Directive -> An exact copy of all the data is required, with pictures left out.

Available records ->

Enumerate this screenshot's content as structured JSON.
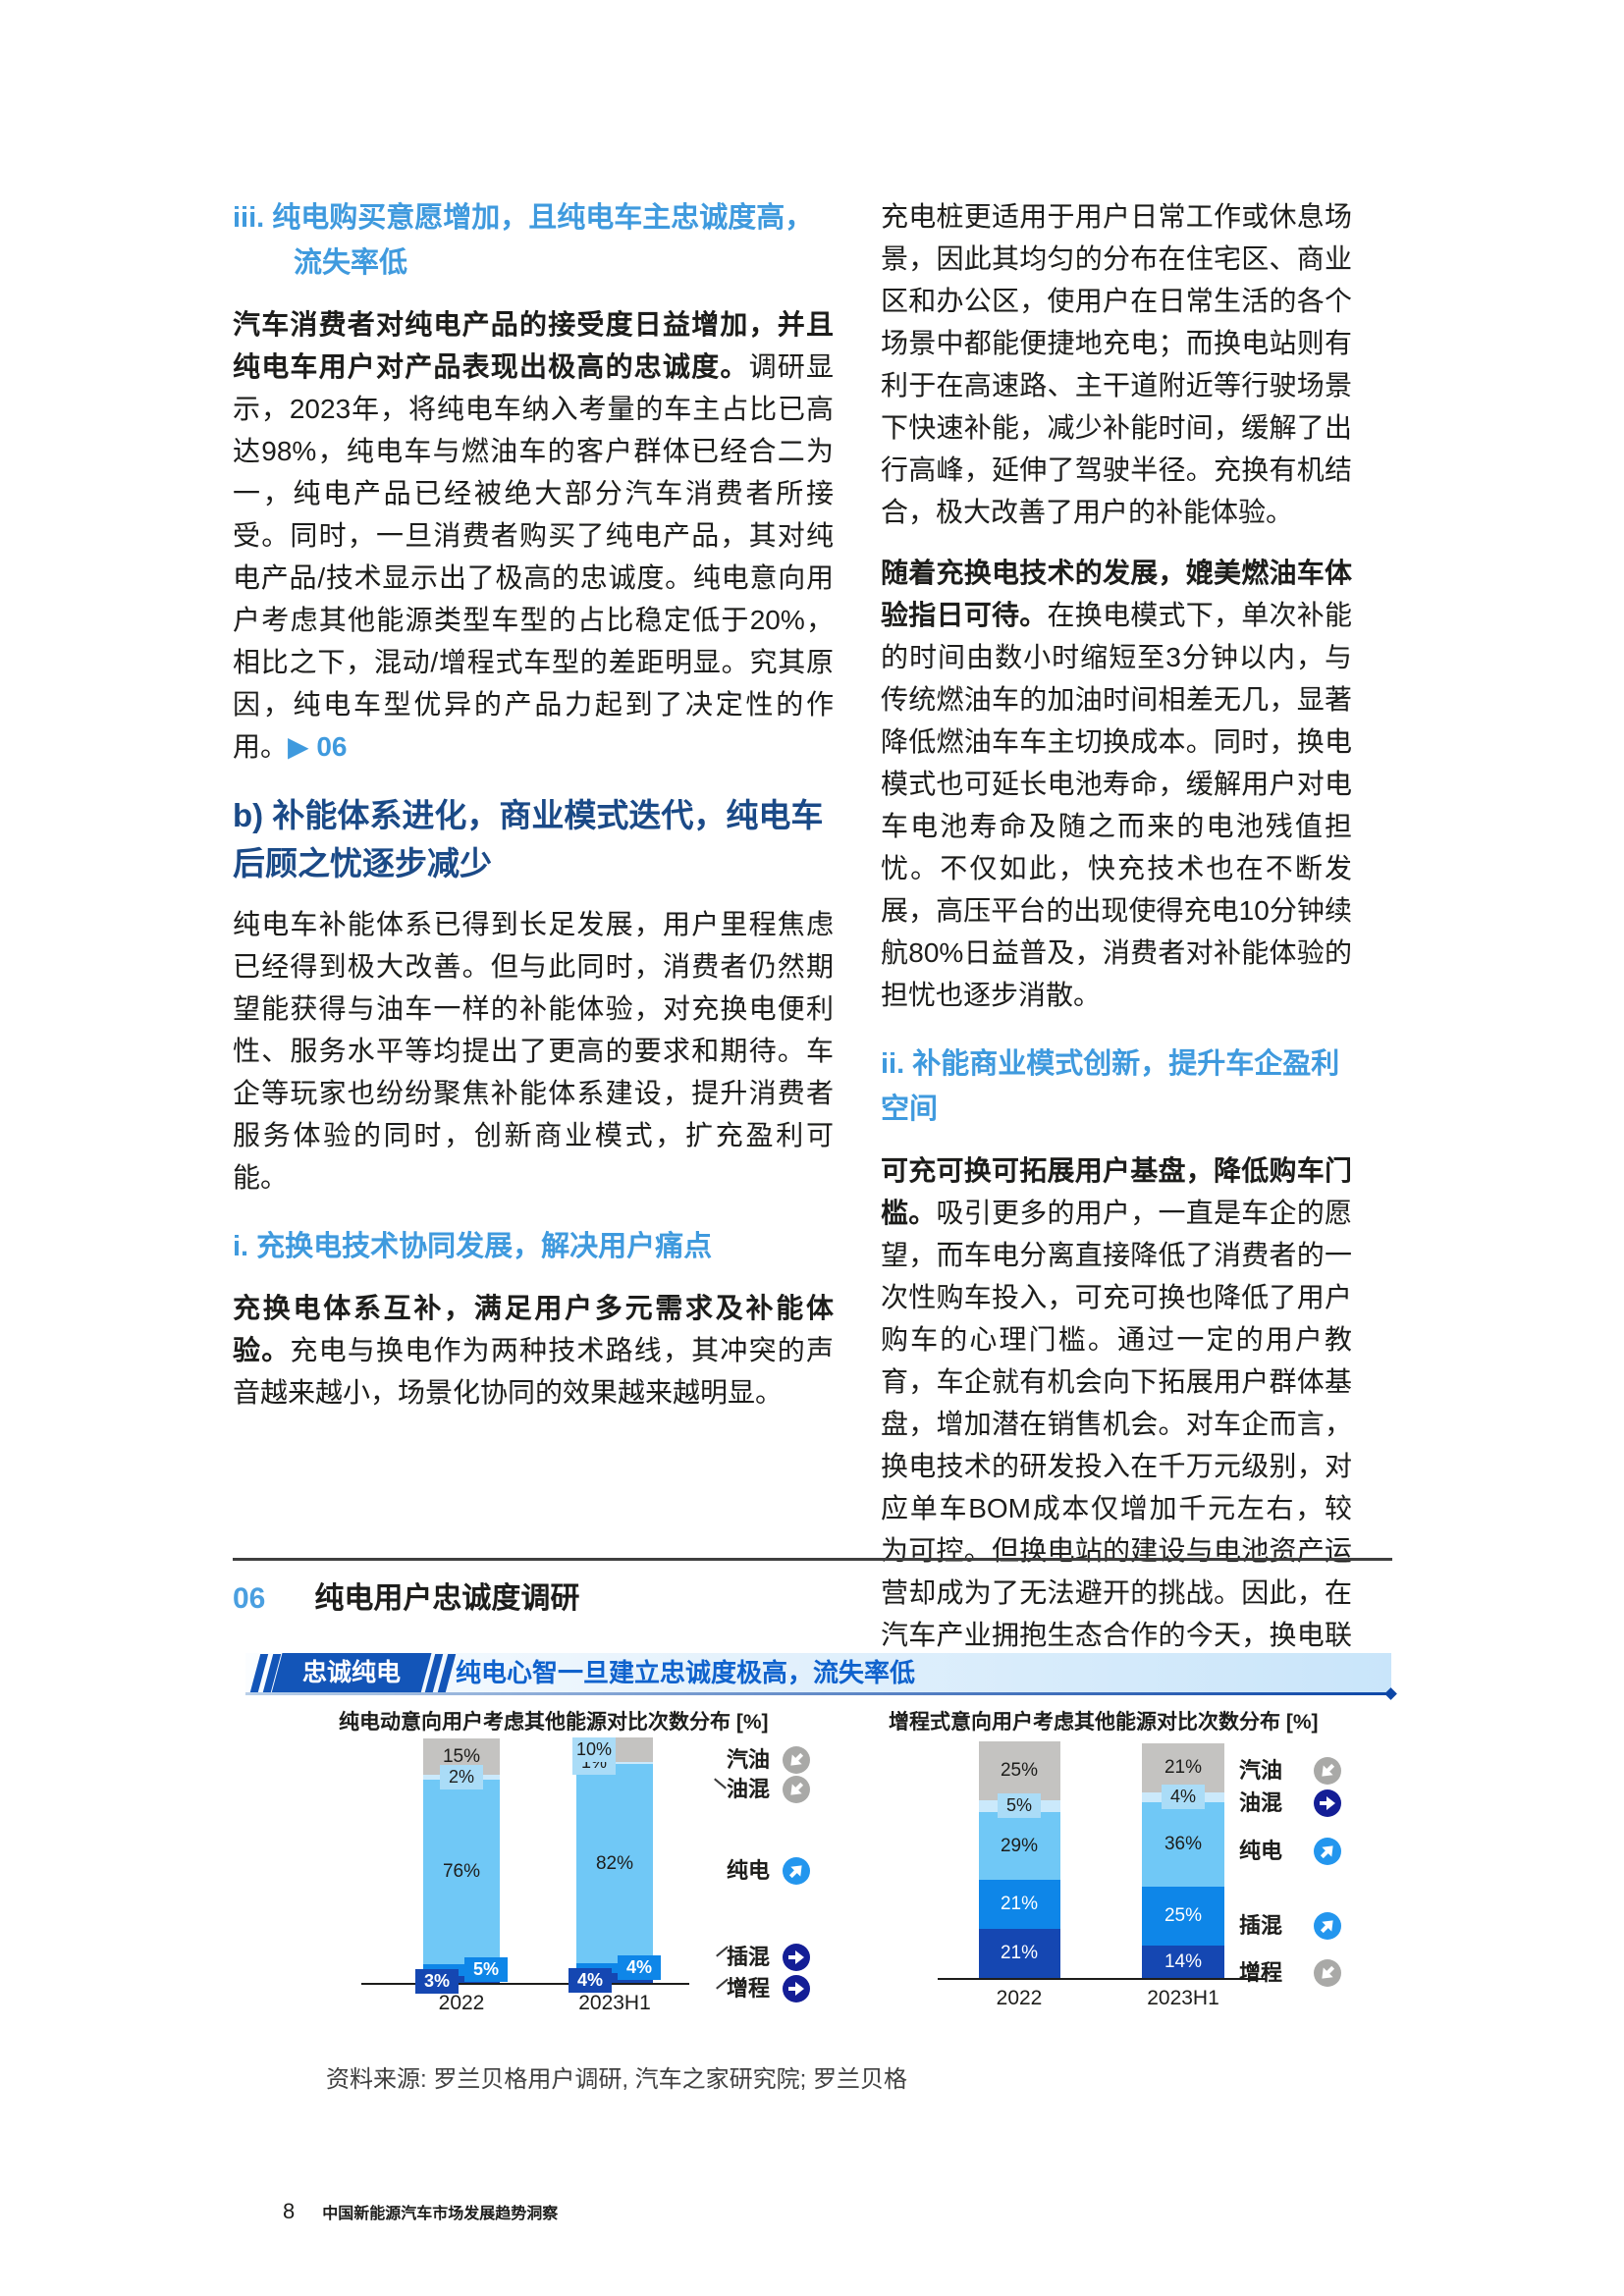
{
  "page": {
    "footer_page_number": "8",
    "footer_title": "中国新能源汽车市场发展趋势洞察"
  },
  "left_column": {
    "heading_iii": "iii. 纯电购买意愿增加，且纯电车主忠诚度高，流失率低",
    "para1_bold": "汽车消费者对纯电产品的接受度日益增加，并且纯电车用户对产品表现出极高的忠诚度。",
    "para1_text": "调研显示，2023年，将纯电车纳入考量的车主占比已高达98%，纯电车与燃油车的客户群体已经合二为一，纯电产品已经被绝大部分汽车消费者所接受。同时，一旦消费者购买了纯电产品，其对纯电产品/技术显示出了极高的忠诚度。纯电意向用户考虑其他能源类型车型的占比稳定低于20%，相比之下，混动/增程式车型的差距明显。究其原因，纯电车型优异的产品力起到了决定性的作用。",
    "para1_ref": "▶ 06",
    "heading_b": "b) 补能体系进化，商业模式迭代，纯电车后顾之忧逐步减少",
    "para2": "纯电车补能体系已得到长足发展，用户里程焦虑已经得到极大改善。但与此同时，消费者仍然期望能获得与油车一样的补能体验，对充换电便利性、服务水平等均提出了更高的要求和期待。车企等玩家也纷纷聚焦补能体系建设，提升消费者服务体验的同时，创新商业模式，扩充盈利可能。",
    "heading_i": "i. 充换电技术协同发展，解决用户痛点",
    "para3_bold": "充换电体系互补，满足用户多元需求及补能体验。",
    "para3_text": "充电与换电作为两种技术路线，其冲突的声音越来越小，场景化协同的效果越来越明显。"
  },
  "right_column": {
    "para1": "充电桩更适用于用户日常工作或休息场景，因此其均匀的分布在住宅区、商业区和办公区，使用户在日常生活的各个场景中都能便捷地充电；而换电站则有利于在高速路、主干道附近等行驶场景下快速补能，减少补能时间，缓解了出行高峰，延伸了驾驶半径。充换有机结合，极大改善了用户的补能体验。",
    "para2_bold": "随着充换电技术的发展，媲美燃油车体验指日可待。",
    "para2_text": "在换电模式下，单次补能的时间由数小时缩短至3分钟以内，与传统燃油车的加油时间相差无几，显著降低燃油车车主切换成本。同时，换电模式也可延长电池寿命，缓解用户对电车电池寿命及随之而来的电池残值担忧。不仅如此，快充技术也在不断发展，高压平台的出现使得充电10分钟续航80%日益普及，消费者对补能体验的担忧也逐步消散。",
    "heading_ii": "ii. 补能商业模式创新，提升车企盈利空间",
    "para3_bold": "可充可换可拓展用户基盘，降低购车门槛。",
    "para3_text": "吸引更多的用户，一直是车企的愿望，而车电分离直接降低了消费者的一次性购车投入，可充可换也降低了用户购车的心理门槛。通过一定的用户教育，车企就有机会向下拓展用户群体基盘，增加潜在销售机会。对车企而言，换电技术的研发投入在千万元级别，对应单车BOM成本仅增加千元左右，较为可控。但换电站的建设与电池资产运营却成为了无法避开的挑战。因此，在汽车产业拥抱生态合作的今天，换电联盟的成立"
  },
  "figure": {
    "number": "06",
    "title": "纯电用户忠诚度调研",
    "banner_tag": "忠诚纯电",
    "banner_text": "纯电心智一旦建立忠诚度极高，流失率低",
    "source": "资料来源: 罗兰贝格用户调研, 汽车之家研究院; 罗兰贝格",
    "accent_blue": "#3f9ade",
    "accent_navy": "#1b4a87",
    "banner_navy": "#1355b8"
  },
  "chart_data": [
    {
      "type": "bar",
      "stacked": true,
      "title": "纯电动意向用户考虑其他能源对比次数分布 [%]",
      "categories": [
        "2022",
        "2023H1"
      ],
      "ylim": [
        0,
        100
      ],
      "grid": false,
      "legend_position": "right",
      "series": [
        {
          "name": "增程",
          "values": [
            3,
            4
          ],
          "color": "#1547b2",
          "text_color": "#ffffff"
        },
        {
          "name": "插混",
          "values": [
            5,
            4
          ],
          "color": "#0e86e8",
          "text_color": "#ffffff"
        },
        {
          "name": "纯电",
          "values": [
            76,
            82
          ],
          "color": "#70c8f6",
          "text_color": "#1d1d1b"
        },
        {
          "name": "油混",
          "values": [
            2,
            1
          ],
          "color": "#cbe9fb",
          "text_color": "#1d1d1b"
        },
        {
          "name": "汽油",
          "values": [
            15,
            10
          ],
          "color": "#c4c3c1",
          "text_color": "#1d1d1b"
        }
      ],
      "legend": [
        {
          "label": "汽油",
          "trend": "down"
        },
        {
          "label": "油混",
          "trend": "down"
        },
        {
          "label": "纯电",
          "trend": "up"
        },
        {
          "label": "插混",
          "trend": "flat"
        },
        {
          "label": "增程",
          "trend": "flat"
        }
      ]
    },
    {
      "type": "bar",
      "stacked": true,
      "title": "增程式意向用户考虑其他能源对比次数分布 [%]",
      "categories": [
        "2022",
        "2023H1"
      ],
      "ylim": [
        0,
        100
      ],
      "grid": false,
      "legend_position": "right",
      "series": [
        {
          "name": "增程",
          "values": [
            21,
            14
          ],
          "color": "#1547b2",
          "text_color": "#ffffff"
        },
        {
          "name": "插混",
          "values": [
            21,
            25
          ],
          "color": "#0e86e8",
          "text_color": "#ffffff"
        },
        {
          "name": "纯电",
          "values": [
            29,
            36
          ],
          "color": "#70c8f6",
          "text_color": "#1d1d1b"
        },
        {
          "name": "油混",
          "values": [
            5,
            4
          ],
          "color": "#cbe9fb",
          "text_color": "#1d1d1b"
        },
        {
          "name": "汽油",
          "values": [
            25,
            21
          ],
          "color": "#c4c3c1",
          "text_color": "#1d1d1b"
        }
      ],
      "legend": [
        {
          "label": "汽油",
          "trend": "down"
        },
        {
          "label": "油混",
          "trend": "flat"
        },
        {
          "label": "纯电",
          "trend": "up"
        },
        {
          "label": "插混",
          "trend": "up"
        },
        {
          "label": "增程",
          "trend": "down"
        }
      ]
    }
  ]
}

Task answer ->
Enumerate this screenshot's content as structured JSON.
{
  "page": {
    "footer_page_number": "8",
    "footer_title": "中国新能源汽车市场发展趋势洞察"
  },
  "left_column": {
    "heading_iii": "iii. 纯电购买意愿增加，且纯电车主忠诚度高，流失率低",
    "para1_bold": "汽车消费者对纯电产品的接受度日益增加，并且纯电车用户对产品表现出极高的忠诚度。",
    "para1_text": "调研显示，2023年，将纯电车纳入考量的车主占比已高达98%，纯电车与燃油车的客户群体已经合二为一，纯电产品已经被绝大部分汽车消费者所接受。同时，一旦消费者购买了纯电产品，其对纯电产品/技术显示出了极高的忠诚度。纯电意向用户考虑其他能源类型车型的占比稳定低于20%，相比之下，混动/增程式车型的差距明显。究其原因，纯电车型优异的产品力起到了决定性的作用。",
    "para1_ref": "▶ 06",
    "heading_b": "b) 补能体系进化，商业模式迭代，纯电车后顾之忧逐步减少",
    "para2": "纯电车补能体系已得到长足发展，用户里程焦虑已经得到极大改善。但与此同时，消费者仍然期望能获得与油车一样的补能体验，对充换电便利性、服务水平等均提出了更高的要求和期待。车企等玩家也纷纷聚焦补能体系建设，提升消费者服务体验的同时，创新商业模式，扩充盈利可能。",
    "heading_i": "i. 充换电技术协同发展，解决用户痛点",
    "para3_bold": "充换电体系互补，满足用户多元需求及补能体验。",
    "para3_text": "充电与换电作为两种技术路线，其冲突的声音越来越小，场景化协同的效果越来越明显。"
  },
  "right_column": {
    "para1": "充电桩更适用于用户日常工作或休息场景，因此其均匀的分布在住宅区、商业区和办公区，使用户在日常生活的各个场景中都能便捷地充电；而换电站则有利于在高速路、主干道附近等行驶场景下快速补能，减少补能时间，缓解了出行高峰，延伸了驾驶半径。充换有机结合，极大改善了用户的补能体验。",
    "para2_bold": "随着充换电技术的发展，媲美燃油车体验指日可待。",
    "para2_text": "在换电模式下，单次补能的时间由数小时缩短至3分钟以内，与传统燃油车的加油时间相差无几，显著降低燃油车车主切换成本。同时，换电模式也可延长电池寿命，缓解用户对电车电池寿命及随之而来的电池残值担忧。不仅如此，快充技术也在不断发展，高压平台的出现使得充电10分钟续航80%日益普及，消费者对补能体验的担忧也逐步消散。",
    "heading_ii": "ii. 补能商业模式创新，提升车企盈利空间",
    "para3_bold": "可充可换可拓展用户基盘，降低购车门槛。",
    "para3_text": "吸引更多的用户，一直是车企的愿望，而车电分离直接降低了消费者的一次性购车投入，可充可换也降低了用户购车的心理门槛。通过一定的用户教育，车企就有机会向下拓展用户群体基盘，增加潜在销售机会。对车企而言，换电技术的研发投入在千万元级别，对应单车BOM成本仅增加千元左右，较为可控。但换电站的建设与电池资产运营却成为了无法避开的挑战。因此，在汽车产业拥抱生态合作的今天，换电联盟的成立"
  },
  "figure": {
    "number": "06",
    "title": "纯电用户忠诚度调研",
    "banner_tag": "忠诚纯电",
    "banner_text": "纯电心智一旦建立忠诚度极高，流失率低",
    "source": "资料来源: 罗兰贝格用户调研, 汽车之家研究院; 罗兰贝格",
    "accent_blue": "#3f9ade",
    "accent_navy": "#1b4a87",
    "banner_navy": "#1355b8"
  },
  "chart_data": [
    {
      "type": "bar",
      "stacked": true,
      "title": "纯电动意向用户考虑其他能源对比次数分布 [%]",
      "categories": [
        "2022",
        "2023H1"
      ],
      "ylim": [
        0,
        100
      ],
      "grid": false,
      "legend_position": "right",
      "series": [
        {
          "name": "增程",
          "values": [
            3,
            4
          ],
          "color": "#1547b2",
          "text_color": "#ffffff"
        },
        {
          "name": "插混",
          "values": [
            5,
            4
          ],
          "color": "#0e86e8",
          "text_color": "#ffffff"
        },
        {
          "name": "纯电",
          "values": [
            76,
            82
          ],
          "color": "#70c8f6",
          "text_color": "#1d1d1b"
        },
        {
          "name": "油混",
          "values": [
            2,
            1
          ],
          "color": "#cbe9fb",
          "text_color": "#1d1d1b"
        },
        {
          "name": "汽油",
          "values": [
            15,
            10
          ],
          "color": "#c4c3c1",
          "text_color": "#1d1d1b"
        }
      ],
      "legend": [
        {
          "label": "汽油",
          "trend": "down"
        },
        {
          "label": "油混",
          "trend": "down"
        },
        {
          "label": "纯电",
          "trend": "up"
        },
        {
          "label": "插混",
          "trend": "flat"
        },
        {
          "label": "增程",
          "trend": "flat"
        }
      ]
    },
    {
      "type": "bar",
      "stacked": true,
      "title": "增程式意向用户考虑其他能源对比次数分布 [%]",
      "categories": [
        "2022",
        "2023H1"
      ],
      "ylim": [
        0,
        100
      ],
      "grid": false,
      "legend_position": "right",
      "series": [
        {
          "name": "增程",
          "values": [
            21,
            14
          ],
          "color": "#1547b2",
          "text_color": "#ffffff"
        },
        {
          "name": "插混",
          "values": [
            21,
            25
          ],
          "color": "#0e86e8",
          "text_color": "#ffffff"
        },
        {
          "name": "纯电",
          "values": [
            29,
            36
          ],
          "color": "#70c8f6",
          "text_color": "#1d1d1b"
        },
        {
          "name": "油混",
          "values": [
            5,
            4
          ],
          "color": "#cbe9fb",
          "text_color": "#1d1d1b"
        },
        {
          "name": "汽油",
          "values": [
            25,
            21
          ],
          "color": "#c4c3c1",
          "text_color": "#1d1d1b"
        }
      ],
      "legend": [
        {
          "label": "汽油",
          "trend": "down"
        },
        {
          "label": "油混",
          "trend": "flat"
        },
        {
          "label": "纯电",
          "trend": "up"
        },
        {
          "label": "插混",
          "trend": "up"
        },
        {
          "label": "增程",
          "trend": "down"
        }
      ]
    }
  ]
}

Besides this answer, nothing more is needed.